The exercise
Wherever the word "エコシステムズ株式会社" appears in a line, copy that line.

Extracted material
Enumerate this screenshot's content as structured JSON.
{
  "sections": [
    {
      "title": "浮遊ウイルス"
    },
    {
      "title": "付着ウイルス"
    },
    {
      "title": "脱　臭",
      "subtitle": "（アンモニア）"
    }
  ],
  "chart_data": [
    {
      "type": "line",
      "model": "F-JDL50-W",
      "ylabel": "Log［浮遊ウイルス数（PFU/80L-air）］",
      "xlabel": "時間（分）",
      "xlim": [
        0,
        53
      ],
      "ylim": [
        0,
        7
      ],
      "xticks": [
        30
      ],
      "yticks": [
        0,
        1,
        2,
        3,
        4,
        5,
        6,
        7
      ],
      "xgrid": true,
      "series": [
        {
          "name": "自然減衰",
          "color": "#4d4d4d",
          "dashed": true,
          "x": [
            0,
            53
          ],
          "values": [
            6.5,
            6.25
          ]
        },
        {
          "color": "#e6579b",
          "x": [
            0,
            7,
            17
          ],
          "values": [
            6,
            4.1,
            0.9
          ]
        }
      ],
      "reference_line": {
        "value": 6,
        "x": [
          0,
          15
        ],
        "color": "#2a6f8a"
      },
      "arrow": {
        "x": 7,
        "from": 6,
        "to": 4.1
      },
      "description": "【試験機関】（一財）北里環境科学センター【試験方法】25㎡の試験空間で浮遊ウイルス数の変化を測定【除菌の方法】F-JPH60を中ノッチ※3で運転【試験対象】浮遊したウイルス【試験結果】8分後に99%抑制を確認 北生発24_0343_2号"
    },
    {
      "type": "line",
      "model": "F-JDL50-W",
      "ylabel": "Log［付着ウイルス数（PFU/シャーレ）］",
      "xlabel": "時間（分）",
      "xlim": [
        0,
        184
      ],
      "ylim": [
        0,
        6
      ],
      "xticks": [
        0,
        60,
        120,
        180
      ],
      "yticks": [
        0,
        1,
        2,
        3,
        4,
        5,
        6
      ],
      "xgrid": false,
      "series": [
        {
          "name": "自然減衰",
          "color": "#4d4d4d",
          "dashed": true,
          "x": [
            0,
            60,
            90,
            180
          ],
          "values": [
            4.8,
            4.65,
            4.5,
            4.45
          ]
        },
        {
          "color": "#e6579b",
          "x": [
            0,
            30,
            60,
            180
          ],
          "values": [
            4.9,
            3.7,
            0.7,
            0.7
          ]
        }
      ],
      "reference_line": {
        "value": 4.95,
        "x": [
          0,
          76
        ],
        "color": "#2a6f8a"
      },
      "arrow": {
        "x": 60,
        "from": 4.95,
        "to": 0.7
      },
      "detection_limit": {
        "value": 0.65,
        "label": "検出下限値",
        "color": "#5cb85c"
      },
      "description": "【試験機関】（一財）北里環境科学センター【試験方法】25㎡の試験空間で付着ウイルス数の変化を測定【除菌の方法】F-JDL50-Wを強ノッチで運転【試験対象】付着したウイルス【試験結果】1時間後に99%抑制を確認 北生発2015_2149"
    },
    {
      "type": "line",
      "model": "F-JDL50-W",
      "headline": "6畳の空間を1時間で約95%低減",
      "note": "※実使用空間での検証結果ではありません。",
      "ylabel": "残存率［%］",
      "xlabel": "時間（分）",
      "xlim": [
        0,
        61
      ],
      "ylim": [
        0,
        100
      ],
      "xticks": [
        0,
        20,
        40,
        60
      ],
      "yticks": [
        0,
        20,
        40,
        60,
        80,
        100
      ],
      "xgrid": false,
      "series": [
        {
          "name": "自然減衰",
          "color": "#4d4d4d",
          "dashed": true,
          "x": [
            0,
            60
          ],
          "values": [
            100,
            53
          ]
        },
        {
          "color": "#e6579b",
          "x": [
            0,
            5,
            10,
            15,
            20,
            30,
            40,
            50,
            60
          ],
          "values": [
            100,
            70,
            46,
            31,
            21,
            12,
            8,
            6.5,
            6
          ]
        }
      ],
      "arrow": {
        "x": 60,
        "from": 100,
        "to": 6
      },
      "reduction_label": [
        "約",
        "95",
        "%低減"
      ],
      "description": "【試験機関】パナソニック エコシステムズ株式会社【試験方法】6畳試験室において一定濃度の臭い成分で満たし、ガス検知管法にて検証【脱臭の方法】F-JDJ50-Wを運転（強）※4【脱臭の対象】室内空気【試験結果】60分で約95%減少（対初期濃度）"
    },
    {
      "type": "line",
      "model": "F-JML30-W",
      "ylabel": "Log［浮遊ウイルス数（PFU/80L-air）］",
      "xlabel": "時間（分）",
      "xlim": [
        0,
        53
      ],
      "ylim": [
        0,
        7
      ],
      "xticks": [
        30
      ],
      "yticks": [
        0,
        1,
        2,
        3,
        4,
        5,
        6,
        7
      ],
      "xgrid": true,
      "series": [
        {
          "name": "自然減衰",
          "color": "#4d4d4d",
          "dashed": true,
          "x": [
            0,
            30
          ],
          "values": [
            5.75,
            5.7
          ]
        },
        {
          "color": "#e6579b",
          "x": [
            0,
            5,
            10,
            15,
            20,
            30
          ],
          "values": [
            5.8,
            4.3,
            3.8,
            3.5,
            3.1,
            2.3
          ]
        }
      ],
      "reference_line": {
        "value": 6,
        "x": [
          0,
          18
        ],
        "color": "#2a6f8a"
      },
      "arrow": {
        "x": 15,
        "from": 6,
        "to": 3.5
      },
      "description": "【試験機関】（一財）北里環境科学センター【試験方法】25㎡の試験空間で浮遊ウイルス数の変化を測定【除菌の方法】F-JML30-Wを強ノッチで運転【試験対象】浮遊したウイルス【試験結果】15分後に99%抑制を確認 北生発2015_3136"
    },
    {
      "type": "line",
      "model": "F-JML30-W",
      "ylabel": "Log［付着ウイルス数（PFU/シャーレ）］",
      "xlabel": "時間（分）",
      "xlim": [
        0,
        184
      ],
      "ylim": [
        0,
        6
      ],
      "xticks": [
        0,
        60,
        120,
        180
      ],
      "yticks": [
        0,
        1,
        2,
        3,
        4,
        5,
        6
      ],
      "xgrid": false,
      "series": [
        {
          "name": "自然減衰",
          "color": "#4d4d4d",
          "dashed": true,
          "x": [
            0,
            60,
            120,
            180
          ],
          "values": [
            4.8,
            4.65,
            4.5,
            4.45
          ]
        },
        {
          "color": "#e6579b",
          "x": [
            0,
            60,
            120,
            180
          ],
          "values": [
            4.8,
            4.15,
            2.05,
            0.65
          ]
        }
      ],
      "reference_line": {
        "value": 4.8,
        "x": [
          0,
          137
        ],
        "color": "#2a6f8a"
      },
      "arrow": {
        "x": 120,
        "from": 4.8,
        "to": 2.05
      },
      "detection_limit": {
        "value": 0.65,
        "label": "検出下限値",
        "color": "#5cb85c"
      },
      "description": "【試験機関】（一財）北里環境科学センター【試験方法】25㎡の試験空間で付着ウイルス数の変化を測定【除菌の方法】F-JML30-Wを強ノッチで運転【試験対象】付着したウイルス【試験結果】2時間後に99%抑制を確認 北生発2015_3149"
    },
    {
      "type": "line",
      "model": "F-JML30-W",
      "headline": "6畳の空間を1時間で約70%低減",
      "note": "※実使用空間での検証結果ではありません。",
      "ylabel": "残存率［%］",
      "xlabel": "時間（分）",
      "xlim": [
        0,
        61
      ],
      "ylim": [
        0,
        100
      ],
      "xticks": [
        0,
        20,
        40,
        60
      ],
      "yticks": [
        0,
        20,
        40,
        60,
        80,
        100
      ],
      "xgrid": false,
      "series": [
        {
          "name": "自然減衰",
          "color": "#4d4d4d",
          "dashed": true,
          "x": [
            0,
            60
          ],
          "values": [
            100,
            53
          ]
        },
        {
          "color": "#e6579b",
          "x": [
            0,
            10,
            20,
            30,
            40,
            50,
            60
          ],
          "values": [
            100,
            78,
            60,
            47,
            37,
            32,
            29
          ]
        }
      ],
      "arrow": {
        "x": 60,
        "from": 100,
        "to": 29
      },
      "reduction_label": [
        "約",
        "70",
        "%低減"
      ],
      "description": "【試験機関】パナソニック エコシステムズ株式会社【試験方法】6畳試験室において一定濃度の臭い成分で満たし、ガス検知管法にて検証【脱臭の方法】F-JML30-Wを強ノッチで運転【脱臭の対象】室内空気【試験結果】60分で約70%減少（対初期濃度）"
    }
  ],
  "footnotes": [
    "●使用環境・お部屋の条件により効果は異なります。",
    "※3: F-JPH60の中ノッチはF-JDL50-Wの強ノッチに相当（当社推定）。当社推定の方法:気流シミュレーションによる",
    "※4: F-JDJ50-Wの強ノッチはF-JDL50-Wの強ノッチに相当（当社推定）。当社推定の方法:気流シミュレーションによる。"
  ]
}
--
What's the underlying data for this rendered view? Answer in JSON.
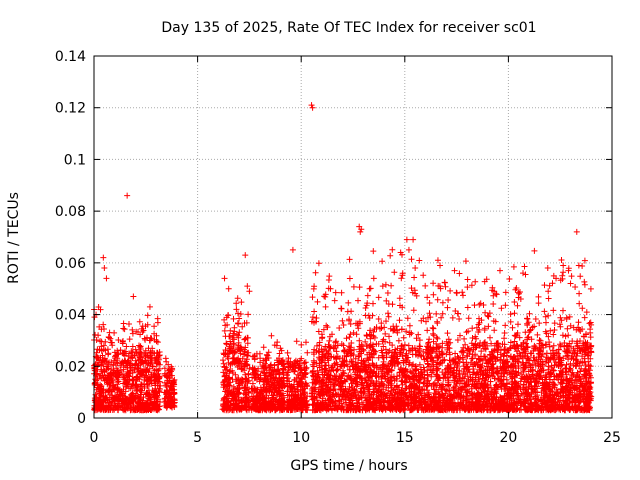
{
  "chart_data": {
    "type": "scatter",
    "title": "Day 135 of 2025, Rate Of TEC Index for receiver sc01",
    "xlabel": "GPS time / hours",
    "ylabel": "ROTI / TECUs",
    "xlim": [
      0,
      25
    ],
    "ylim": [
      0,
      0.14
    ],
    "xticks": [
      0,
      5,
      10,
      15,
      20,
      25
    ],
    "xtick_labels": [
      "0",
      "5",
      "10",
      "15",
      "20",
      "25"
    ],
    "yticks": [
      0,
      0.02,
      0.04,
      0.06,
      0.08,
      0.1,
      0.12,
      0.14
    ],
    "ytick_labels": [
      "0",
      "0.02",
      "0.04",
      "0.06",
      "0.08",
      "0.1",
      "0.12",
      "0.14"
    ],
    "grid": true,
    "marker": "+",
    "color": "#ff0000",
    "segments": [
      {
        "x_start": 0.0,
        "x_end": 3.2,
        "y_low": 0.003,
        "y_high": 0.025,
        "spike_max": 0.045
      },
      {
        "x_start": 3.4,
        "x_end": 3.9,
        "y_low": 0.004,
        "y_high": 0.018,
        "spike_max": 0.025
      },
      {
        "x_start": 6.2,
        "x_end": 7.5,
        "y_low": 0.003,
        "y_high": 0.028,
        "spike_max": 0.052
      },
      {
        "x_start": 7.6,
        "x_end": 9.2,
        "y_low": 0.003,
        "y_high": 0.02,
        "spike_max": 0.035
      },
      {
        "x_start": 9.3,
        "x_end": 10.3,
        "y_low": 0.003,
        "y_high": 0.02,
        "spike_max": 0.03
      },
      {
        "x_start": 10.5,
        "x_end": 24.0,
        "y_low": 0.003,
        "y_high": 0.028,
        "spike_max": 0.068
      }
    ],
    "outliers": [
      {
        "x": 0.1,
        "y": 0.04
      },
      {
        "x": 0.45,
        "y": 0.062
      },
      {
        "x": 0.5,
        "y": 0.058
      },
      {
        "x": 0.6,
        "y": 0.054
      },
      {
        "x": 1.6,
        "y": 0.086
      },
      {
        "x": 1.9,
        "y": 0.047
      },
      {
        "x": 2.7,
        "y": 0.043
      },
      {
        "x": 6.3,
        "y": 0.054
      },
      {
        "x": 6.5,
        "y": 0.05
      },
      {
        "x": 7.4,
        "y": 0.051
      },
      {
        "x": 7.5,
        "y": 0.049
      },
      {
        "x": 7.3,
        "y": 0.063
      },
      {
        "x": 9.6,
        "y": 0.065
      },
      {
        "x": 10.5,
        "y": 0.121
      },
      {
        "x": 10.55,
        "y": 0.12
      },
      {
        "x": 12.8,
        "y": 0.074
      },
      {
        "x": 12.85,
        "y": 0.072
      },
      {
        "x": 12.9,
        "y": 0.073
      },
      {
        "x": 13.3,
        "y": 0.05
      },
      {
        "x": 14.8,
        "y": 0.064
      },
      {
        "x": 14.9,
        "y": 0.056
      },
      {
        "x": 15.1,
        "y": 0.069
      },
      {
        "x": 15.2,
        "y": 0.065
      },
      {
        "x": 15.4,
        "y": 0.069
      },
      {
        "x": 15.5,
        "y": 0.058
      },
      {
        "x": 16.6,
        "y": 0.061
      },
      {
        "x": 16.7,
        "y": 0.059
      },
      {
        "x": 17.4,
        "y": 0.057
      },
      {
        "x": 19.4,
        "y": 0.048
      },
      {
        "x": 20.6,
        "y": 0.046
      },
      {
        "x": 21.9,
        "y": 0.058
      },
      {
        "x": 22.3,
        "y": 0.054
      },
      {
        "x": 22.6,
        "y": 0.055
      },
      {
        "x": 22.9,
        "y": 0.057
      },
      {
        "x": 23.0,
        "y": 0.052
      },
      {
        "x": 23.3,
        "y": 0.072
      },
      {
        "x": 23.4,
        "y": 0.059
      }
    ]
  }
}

Result of the task
      "description": "【試験機関】パナソニック エコシステムズ株式会社【試験方法】6畳試験室において一定濃度の臭い成分で満たし、ガス検知管法にて検証【脱臭の方法】F-JDJ50-Wを運転（強）※4【脱臭の対象】室内空気【試験結果】60分で約95%減少（対初期濃度）"
      "description": "【試験機関】パナソニック エコシステムズ株式会社【試験方法】6畳試験室において一定濃度の臭い成分で満たし、ガス検知管法にて検証【脱臭の方法】F-JML30-Wを強ノッチで運転【脱臭の対象】室内空気【試験結果】60分で約70%減少（対初期濃度）"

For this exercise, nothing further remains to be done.